▶ _EXTRACTED RECORDS_:
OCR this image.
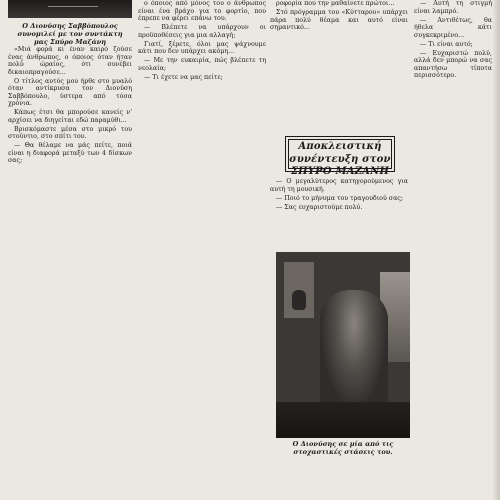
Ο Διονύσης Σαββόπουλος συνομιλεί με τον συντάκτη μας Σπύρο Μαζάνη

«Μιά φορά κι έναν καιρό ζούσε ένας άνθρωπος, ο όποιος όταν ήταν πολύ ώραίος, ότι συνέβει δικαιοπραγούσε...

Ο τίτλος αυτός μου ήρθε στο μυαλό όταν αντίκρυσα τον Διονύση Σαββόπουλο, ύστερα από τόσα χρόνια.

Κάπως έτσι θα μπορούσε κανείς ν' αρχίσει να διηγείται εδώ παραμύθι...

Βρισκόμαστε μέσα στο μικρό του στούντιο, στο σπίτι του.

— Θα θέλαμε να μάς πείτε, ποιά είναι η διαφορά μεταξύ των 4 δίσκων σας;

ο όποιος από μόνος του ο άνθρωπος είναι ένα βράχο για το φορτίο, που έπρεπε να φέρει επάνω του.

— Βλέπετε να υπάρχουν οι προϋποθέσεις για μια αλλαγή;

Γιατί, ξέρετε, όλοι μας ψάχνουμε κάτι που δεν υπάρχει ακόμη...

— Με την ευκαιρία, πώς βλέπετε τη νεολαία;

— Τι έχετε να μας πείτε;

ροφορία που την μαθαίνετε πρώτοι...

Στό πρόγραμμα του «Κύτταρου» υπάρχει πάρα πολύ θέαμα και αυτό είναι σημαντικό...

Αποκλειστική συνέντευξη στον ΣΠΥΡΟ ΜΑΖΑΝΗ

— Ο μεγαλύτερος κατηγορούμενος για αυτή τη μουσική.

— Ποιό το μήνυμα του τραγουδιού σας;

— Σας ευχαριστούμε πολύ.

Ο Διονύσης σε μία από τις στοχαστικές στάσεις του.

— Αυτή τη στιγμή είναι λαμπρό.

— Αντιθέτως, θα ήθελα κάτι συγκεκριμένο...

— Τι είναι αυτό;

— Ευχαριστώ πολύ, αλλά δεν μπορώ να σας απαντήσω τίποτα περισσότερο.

...

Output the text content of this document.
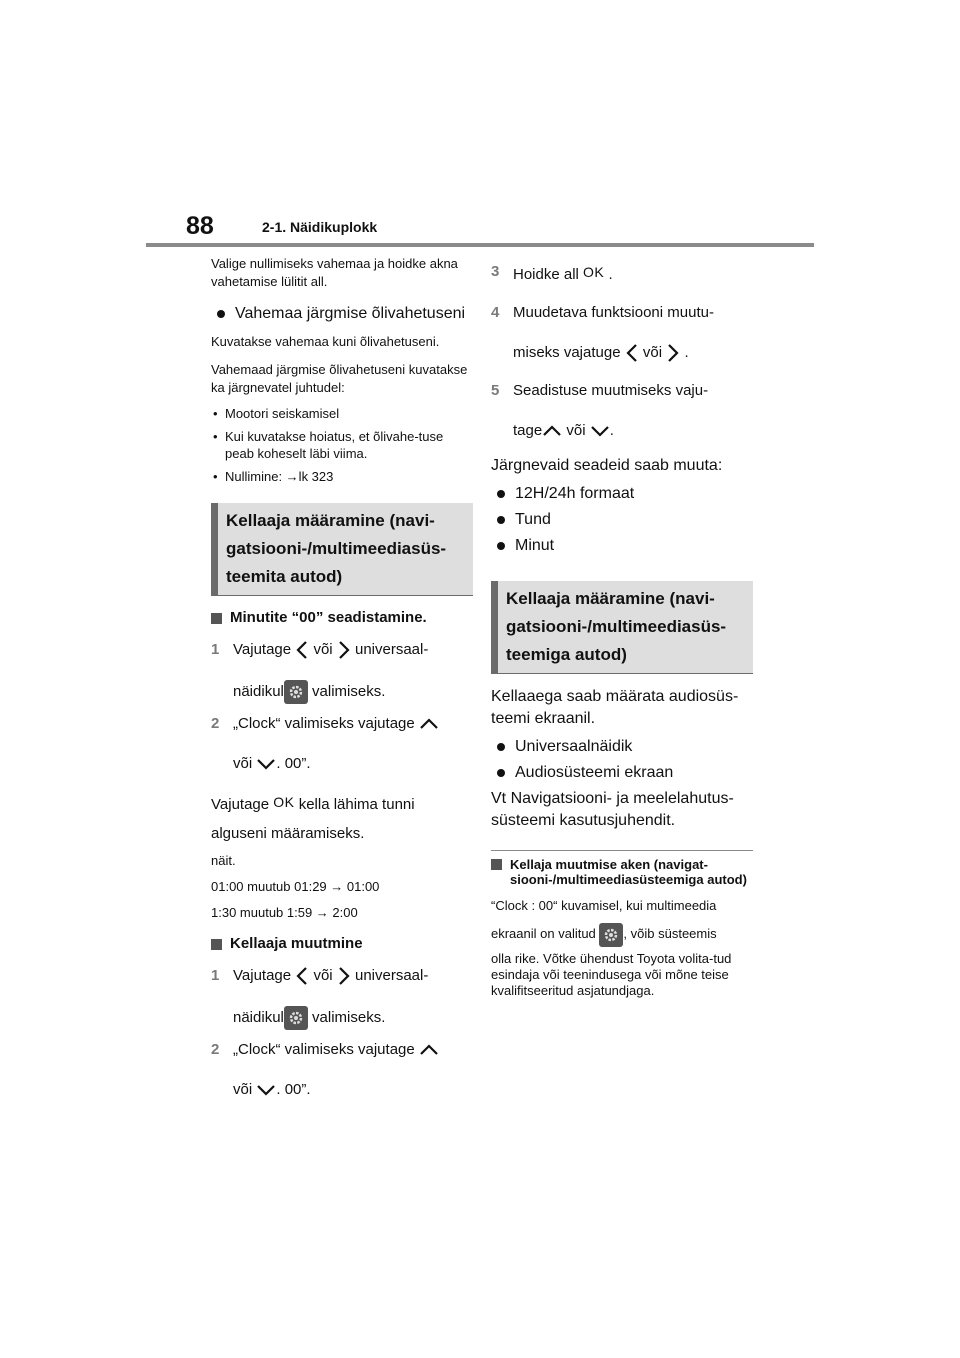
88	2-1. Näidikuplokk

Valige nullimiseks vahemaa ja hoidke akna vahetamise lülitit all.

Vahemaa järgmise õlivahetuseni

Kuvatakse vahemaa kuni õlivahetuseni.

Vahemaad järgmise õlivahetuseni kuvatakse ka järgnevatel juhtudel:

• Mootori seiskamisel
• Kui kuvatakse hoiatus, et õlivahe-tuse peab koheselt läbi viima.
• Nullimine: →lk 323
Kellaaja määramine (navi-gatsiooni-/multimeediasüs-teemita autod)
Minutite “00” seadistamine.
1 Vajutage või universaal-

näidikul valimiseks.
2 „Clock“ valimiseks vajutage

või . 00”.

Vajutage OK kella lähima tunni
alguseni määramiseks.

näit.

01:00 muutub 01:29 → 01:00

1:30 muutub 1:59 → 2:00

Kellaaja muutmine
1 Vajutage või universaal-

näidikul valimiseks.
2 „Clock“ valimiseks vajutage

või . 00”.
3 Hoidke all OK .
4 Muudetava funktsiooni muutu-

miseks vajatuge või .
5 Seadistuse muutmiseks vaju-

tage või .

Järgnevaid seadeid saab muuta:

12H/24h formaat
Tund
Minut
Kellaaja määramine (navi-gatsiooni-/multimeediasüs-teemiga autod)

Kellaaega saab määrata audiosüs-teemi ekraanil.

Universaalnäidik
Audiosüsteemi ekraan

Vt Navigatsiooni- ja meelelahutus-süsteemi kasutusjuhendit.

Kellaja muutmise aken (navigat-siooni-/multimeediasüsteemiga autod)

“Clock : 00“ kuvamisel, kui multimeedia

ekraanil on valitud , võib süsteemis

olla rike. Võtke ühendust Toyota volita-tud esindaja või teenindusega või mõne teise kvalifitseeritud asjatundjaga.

▶ _PROMPT_: Find the lines containing "järgmise" and list every one of them.

▶ _REPLY_:
Vahemaa järgmise õlivahetuseni
Vahemaad järgmise õlivahetuseni kuvatakse ka järgnevatel juhtudel:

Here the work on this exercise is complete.